**WHAT IS BEING ASKED**. Give again only what runs from the line with "Enumerate this screenshot's" to the final line of the entries below, exactly as written and without pictures.

START

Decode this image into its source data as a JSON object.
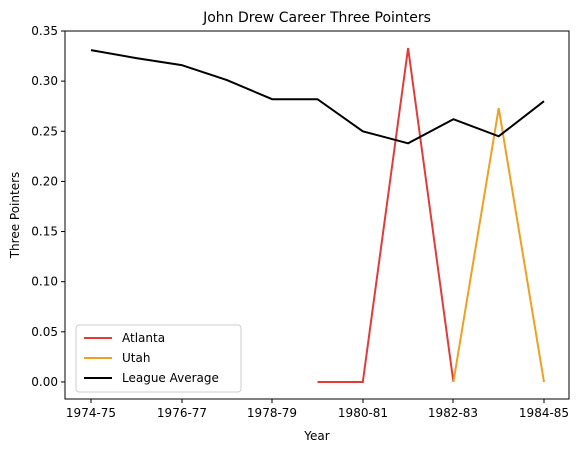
{
  "chart_data": {
    "type": "line",
    "title": "John Drew  Career Three Pointers",
    "xlabel": "Year",
    "ylabel": "Three Pointers",
    "x_ticks": [
      "1974-75",
      "1976-77",
      "1978-79",
      "1980-81",
      "1982-83",
      "1984-85"
    ],
    "y_ticks": [
      "0.00",
      "0.05",
      "0.10",
      "0.15",
      "0.20",
      "0.25",
      "0.30",
      "0.35"
    ],
    "ylim": [
      -0.017,
      0.35
    ],
    "grid": false,
    "legend_position": "lower-left",
    "series": [
      {
        "name": "Atlanta",
        "color": "#e03c3c",
        "points": [
          {
            "x": "1978-79+1",
            "xi": 6,
            "y": 0.0
          },
          {
            "xi": 7,
            "y": 0.0
          },
          {
            "xi": 8,
            "y": 0.333
          },
          {
            "xi": 9,
            "y": 0.0
          }
        ]
      },
      {
        "name": "Utah",
        "color": "#f0a020",
        "points": [
          {
            "xi": 9,
            "y": 0.0
          },
          {
            "xi": 10,
            "y": 0.273
          },
          {
            "xi": 11,
            "y": 0.0
          }
        ]
      },
      {
        "name": "League Average",
        "color": "#000000",
        "points": [
          {
            "xi": 1,
            "y": 0.331
          },
          {
            "xi": 2,
            "y": 0.323
          },
          {
            "xi": 3,
            "y": 0.316
          },
          {
            "xi": 4,
            "y": 0.301
          },
          {
            "xi": 5,
            "y": 0.282
          },
          {
            "xi": 6,
            "y": 0.282
          },
          {
            "xi": 7,
            "y": 0.25
          },
          {
            "xi": 8,
            "y": 0.238
          },
          {
            "xi": 9,
            "y": 0.262
          },
          {
            "xi": 10,
            "y": 0.245
          },
          {
            "xi": 11,
            "y": 0.28
          }
        ]
      }
    ]
  }
}
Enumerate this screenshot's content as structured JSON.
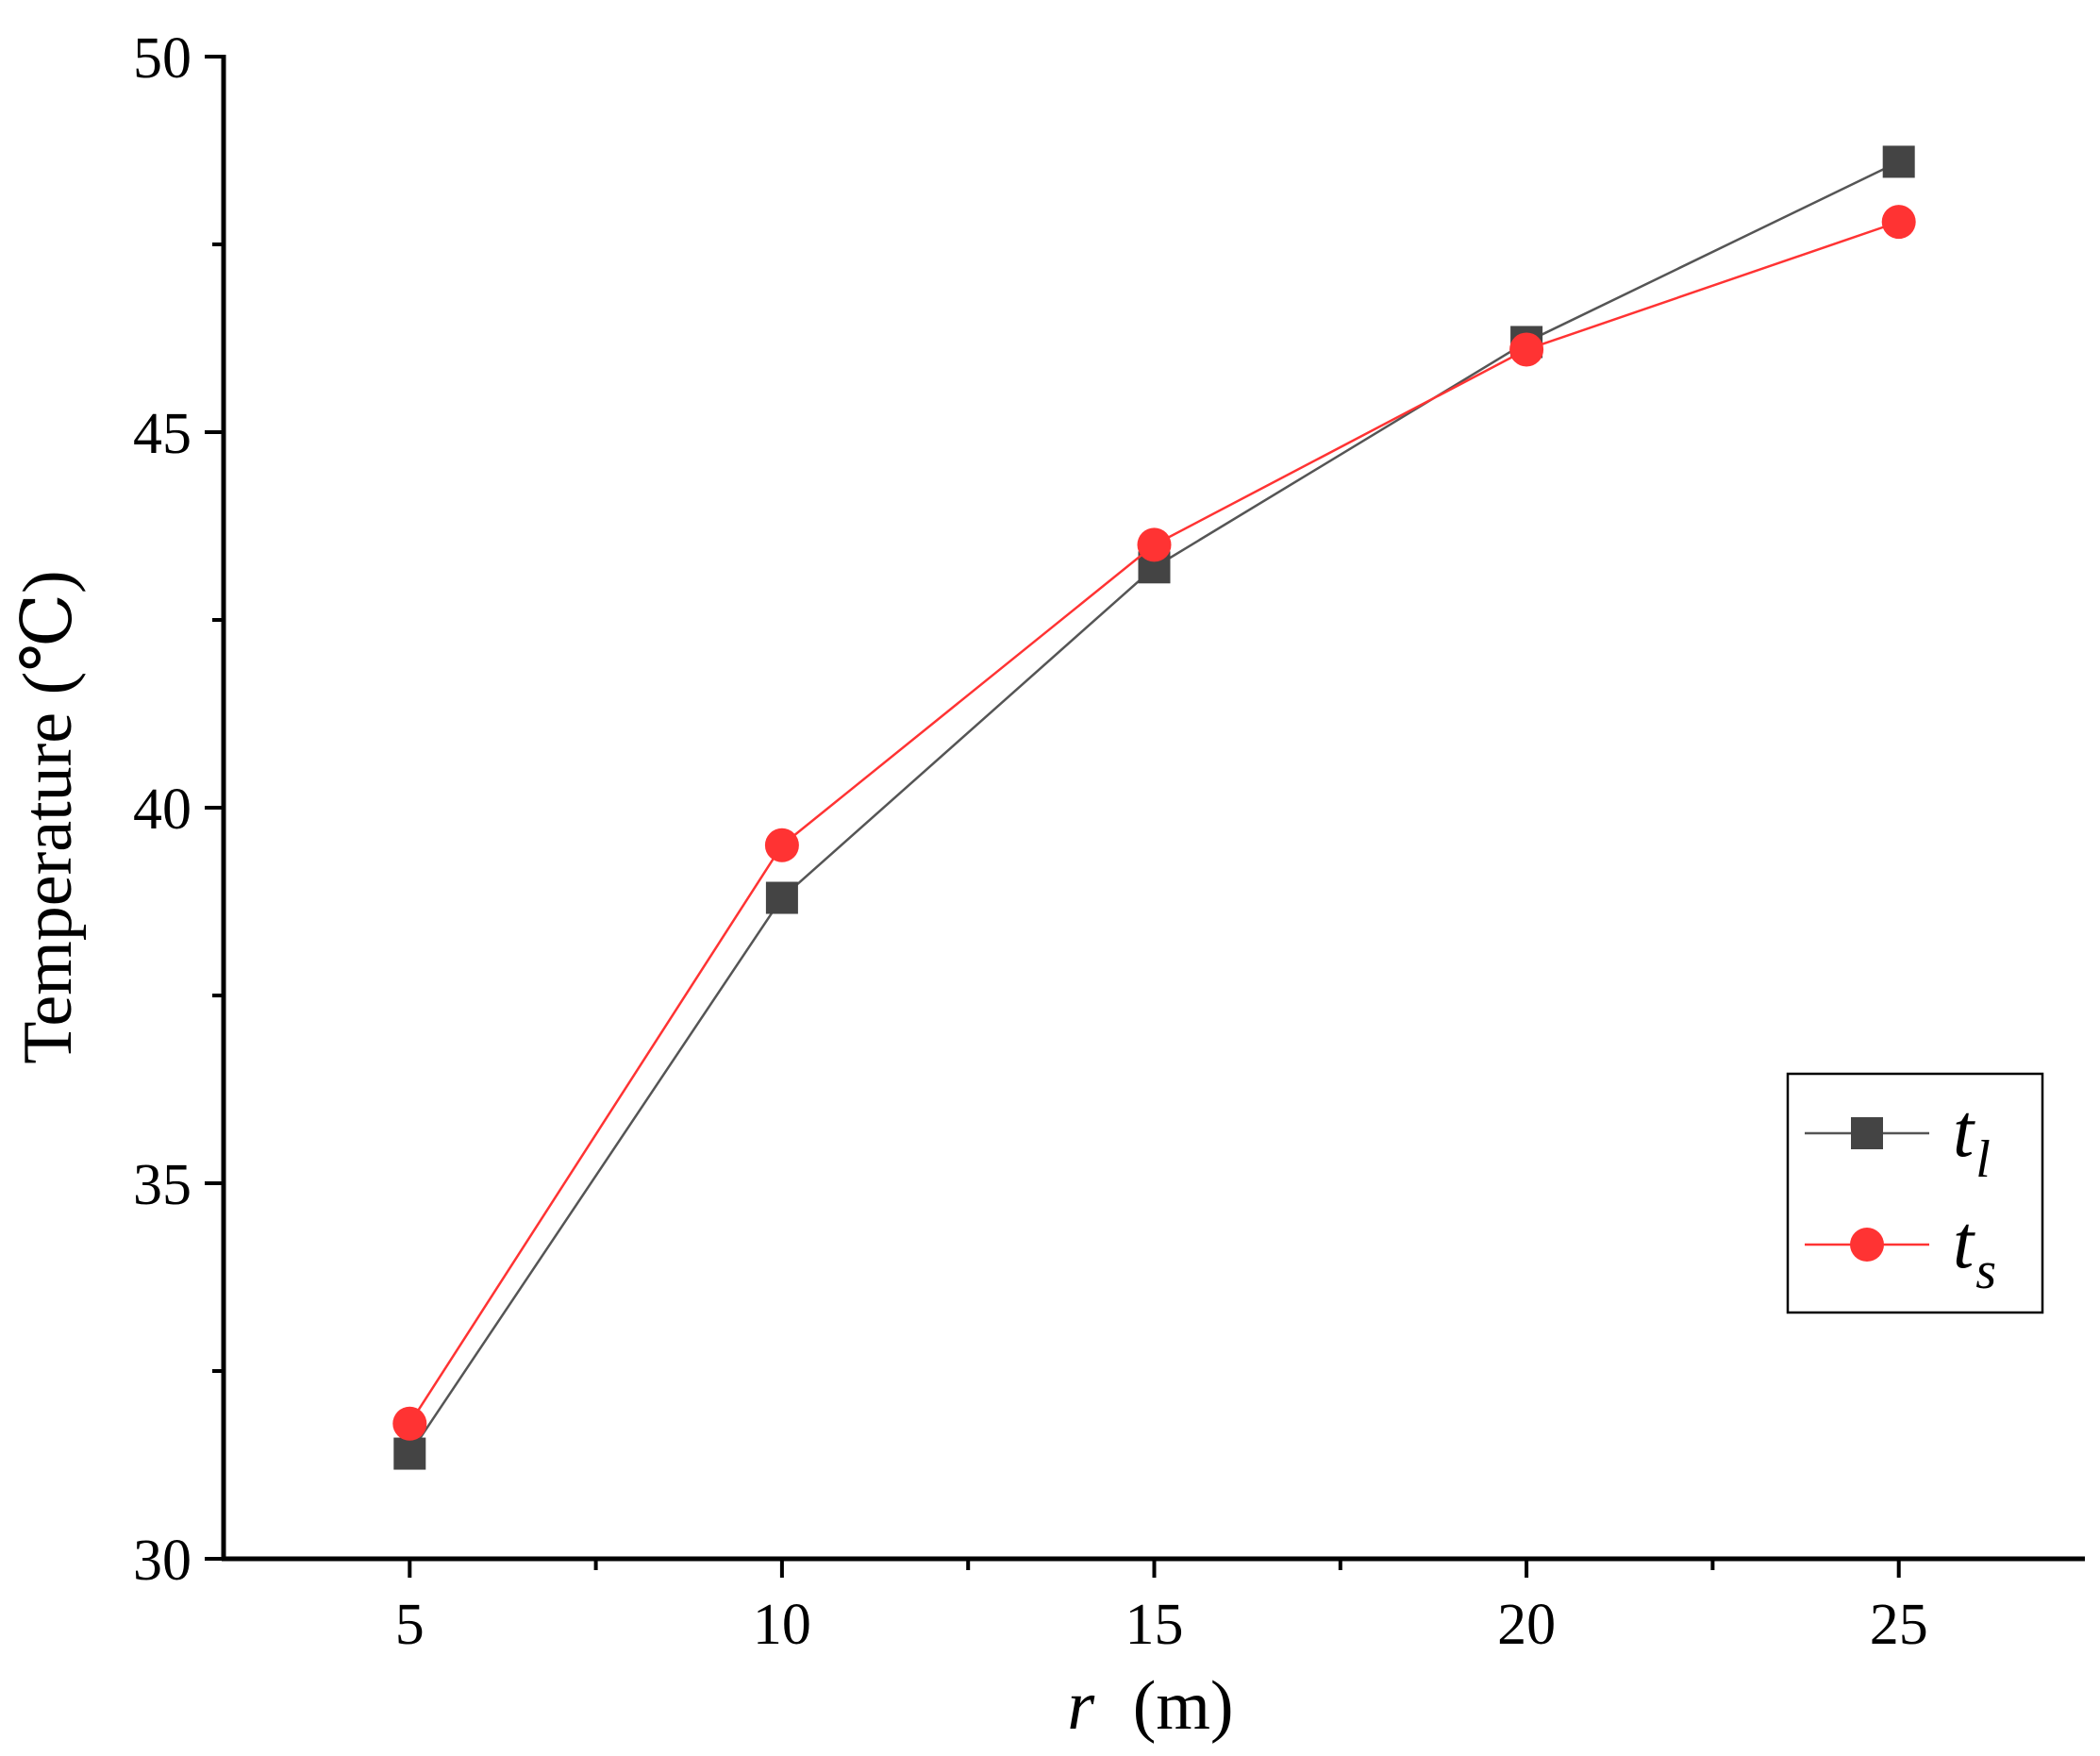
{
  "chart_data": {
    "type": "line",
    "xlabel": {
      "variable": "r",
      "unit": "(m)"
    },
    "ylabel": "Temperature (℃)",
    "xlim": [
      2.5,
      27.5
    ],
    "ylim": [
      30,
      50
    ],
    "x_ticks": [
      5,
      10,
      15,
      20,
      25
    ],
    "y_ticks": [
      30,
      35,
      40,
      45,
      50
    ],
    "x_minor_ticks": [
      7.5,
      12.5,
      17.5,
      22.5
    ],
    "y_minor_ticks": [
      32.5,
      37.5,
      42.5,
      47.5
    ],
    "x": [
      5,
      10,
      15,
      20,
      25
    ],
    "series": [
      {
        "name": "t_l",
        "label_main": "t",
        "label_sub": "l",
        "marker": "square",
        "color": "#444444",
        "line_color": "#555555",
        "values": [
          31.4,
          38.8,
          43.2,
          46.2,
          48.6
        ]
      },
      {
        "name": "t_s",
        "label_main": "t",
        "label_sub": "s",
        "marker": "circle",
        "color": "#ff3333",
        "line_color": "#ff3333",
        "values": [
          31.8,
          39.5,
          43.5,
          46.1,
          47.8
        ]
      }
    ],
    "grid": false,
    "legend_position": "right"
  }
}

END

**WRITTEN RESPONSE**.
Enumerate this screenshot's content as structured JSON.
{
  "chart_data": {
    "type": "line",
    "xlabel": {
      "variable": "r",
      "unit": "(m)"
    },
    "ylabel": "Temperature (℃)",
    "xlim": [
      2.5,
      27.5
    ],
    "ylim": [
      30,
      50
    ],
    "x_ticks": [
      5,
      10,
      15,
      20,
      25
    ],
    "y_ticks": [
      30,
      35,
      40,
      45,
      50
    ],
    "x_minor_ticks": [
      7.5,
      12.5,
      17.5,
      22.5
    ],
    "y_minor_ticks": [
      32.5,
      37.5,
      42.5,
      47.5
    ],
    "x": [
      5,
      10,
      15,
      20,
      25
    ],
    "series": [
      {
        "name": "t_l",
        "label_main": "t",
        "label_sub": "l",
        "marker": "square",
        "color": "#444444",
        "line_color": "#555555",
        "values": [
          31.4,
          38.8,
          43.2,
          46.2,
          48.6
        ]
      },
      {
        "name": "t_s",
        "label_main": "t",
        "label_sub": "s",
        "marker": "circle",
        "color": "#ff3333",
        "line_color": "#ff3333",
        "values": [
          31.8,
          39.5,
          43.5,
          46.1,
          47.8
        ]
      }
    ],
    "grid": false,
    "legend_position": "right"
  }
}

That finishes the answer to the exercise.